▶ [SET EXERCISE]:
Copy out every record below exactly as written, but leave out any pictures.

▶ [TASK INPUT]:
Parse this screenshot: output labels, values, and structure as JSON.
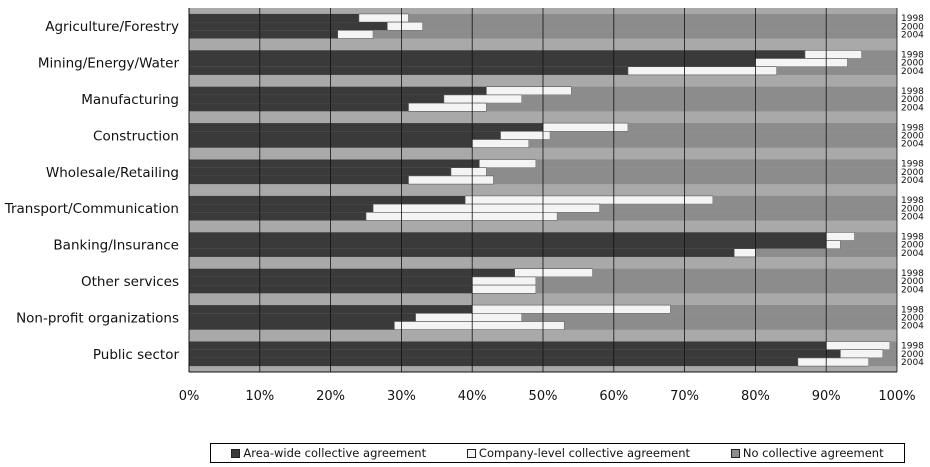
{
  "chart_data": {
    "type": "bar",
    "orientation": "horizontal",
    "stacked": true,
    "xlim": [
      0,
      100
    ],
    "xticks": [
      "0%",
      "10%",
      "20%",
      "30%",
      "40%",
      "50%",
      "60%",
      "70%",
      "80%",
      "90%",
      "100%"
    ],
    "grid": true,
    "legend_position": "bottom",
    "years": [
      "1998",
      "2000",
      "2004"
    ],
    "categories": [
      "Agriculture/Forestry",
      "Mining/Energy/Water",
      "Manufacturing",
      "Construction",
      "Wholesale/Retailing",
      "Transport/Communication",
      "Banking/Insurance",
      "Other services",
      "Non-profit organizations",
      "Public sector"
    ],
    "series": [
      {
        "name": "Area-wide collective agreement",
        "color": "#3a3a3a",
        "values": [
          [
            24,
            28,
            21
          ],
          [
            87,
            80,
            62
          ],
          [
            42,
            36,
            31
          ],
          [
            50,
            44,
            40
          ],
          [
            41,
            37,
            31
          ],
          [
            39,
            26,
            25
          ],
          [
            90,
            90,
            77
          ],
          [
            46,
            40,
            40
          ],
          [
            40,
            32,
            29
          ],
          [
            90,
            92,
            86
          ]
        ]
      },
      {
        "name": "Company-level collective agreement",
        "color": "#f4f4f4",
        "values": [
          [
            7,
            5,
            5
          ],
          [
            8,
            13,
            21
          ],
          [
            12,
            11,
            11
          ],
          [
            12,
            7,
            8
          ],
          [
            8,
            5,
            12
          ],
          [
            35,
            32,
            27
          ],
          [
            4,
            2,
            3
          ],
          [
            11,
            9,
            9
          ],
          [
            28,
            15,
            24
          ],
          [
            9,
            6,
            10
          ]
        ]
      },
      {
        "name": "No collective agreement",
        "color": "#8c8c8c",
        "values": [
          [
            69,
            67,
            74
          ],
          [
            5,
            7,
            17
          ],
          [
            46,
            53,
            58
          ],
          [
            38,
            49,
            52
          ],
          [
            51,
            58,
            57
          ],
          [
            26,
            42,
            48
          ],
          [
            6,
            8,
            20
          ],
          [
            43,
            51,
            51
          ],
          [
            32,
            53,
            47
          ],
          [
            1,
            2,
            4
          ]
        ]
      }
    ]
  }
}
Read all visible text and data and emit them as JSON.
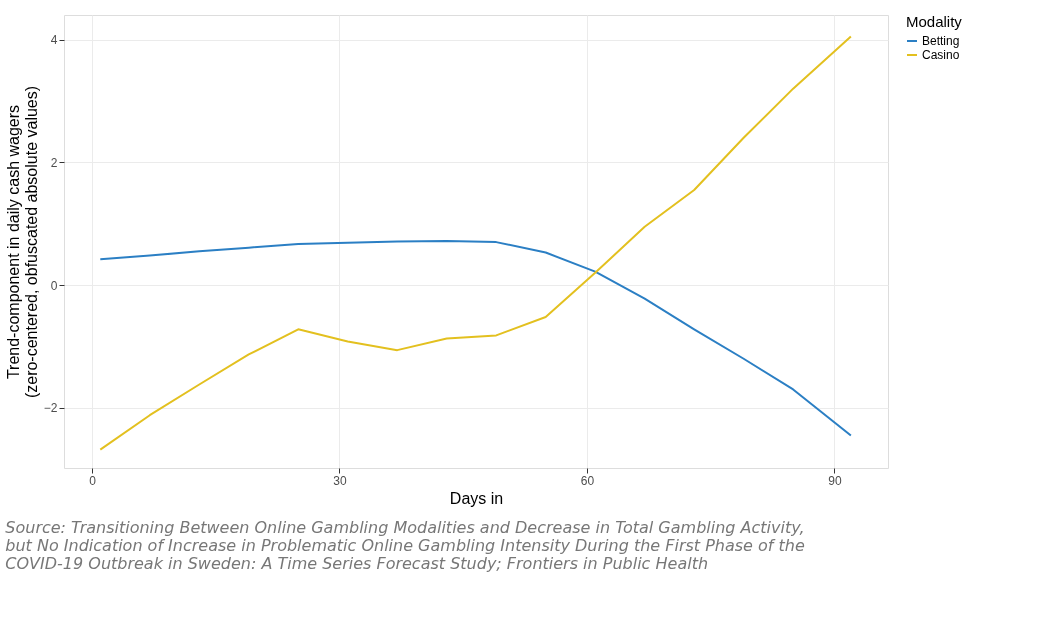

▶ [EXERCISE SOLUTION]:
Parse this screenshot: output labels, values, and structure as JSON.
{
  "chart_data": {
    "type": "bar",
    "orientation": "horizontal",
    "stacked": true,
    "xlim": [
      0,
      100
    ],
    "xticks": [
      "0%",
      "10%",
      "20%",
      "30%",
      "40%",
      "50%",
      "60%",
      "70%",
      "80%",
      "90%",
      "100%"
    ],
    "grid": true,
    "legend_position": "bottom",
    "years": [
      "1998",
      "2000",
      "2004"
    ],
    "categories": [
      "Agriculture/Forestry",
      "Mining/Energy/Water",
      "Manufacturing",
      "Construction",
      "Wholesale/Retailing",
      "Transport/Communication",
      "Banking/Insurance",
      "Other services",
      "Non-profit organizations",
      "Public sector"
    ],
    "series": [
      {
        "name": "Area-wide collective agreement",
        "color": "#3a3a3a",
        "values": [
          [
            24,
            28,
            21
          ],
          [
            87,
            80,
            62
          ],
          [
            42,
            36,
            31
          ],
          [
            50,
            44,
            40
          ],
          [
            41,
            37,
            31
          ],
          [
            39,
            26,
            25
          ],
          [
            90,
            90,
            77
          ],
          [
            46,
            40,
            40
          ],
          [
            40,
            32,
            29
          ],
          [
            90,
            92,
            86
          ]
        ]
      },
      {
        "name": "Company-level collective agreement",
        "color": "#f4f4f4",
        "values": [
          [
            7,
            5,
            5
          ],
          [
            8,
            13,
            21
          ],
          [
            12,
            11,
            11
          ],
          [
            12,
            7,
            8
          ],
          [
            8,
            5,
            12
          ],
          [
            35,
            32,
            27
          ],
          [
            4,
            2,
            3
          ],
          [
            11,
            9,
            9
          ],
          [
            28,
            15,
            24
          ],
          [
            9,
            6,
            10
          ]
        ]
      },
      {
        "name": "No collective agreement",
        "color": "#8c8c8c",
        "values": [
          [
            69,
            67,
            74
          ],
          [
            5,
            7,
            17
          ],
          [
            46,
            53,
            58
          ],
          [
            38,
            49,
            52
          ],
          [
            51,
            58,
            57
          ],
          [
            26,
            42,
            48
          ],
          [
            6,
            8,
            20
          ],
          [
            43,
            51,
            51
          ],
          [
            32,
            53,
            47
          ],
          [
            1,
            2,
            4
          ]
        ]
      }
    ]
  }
}
Read all visible text and data and emit them as JSON.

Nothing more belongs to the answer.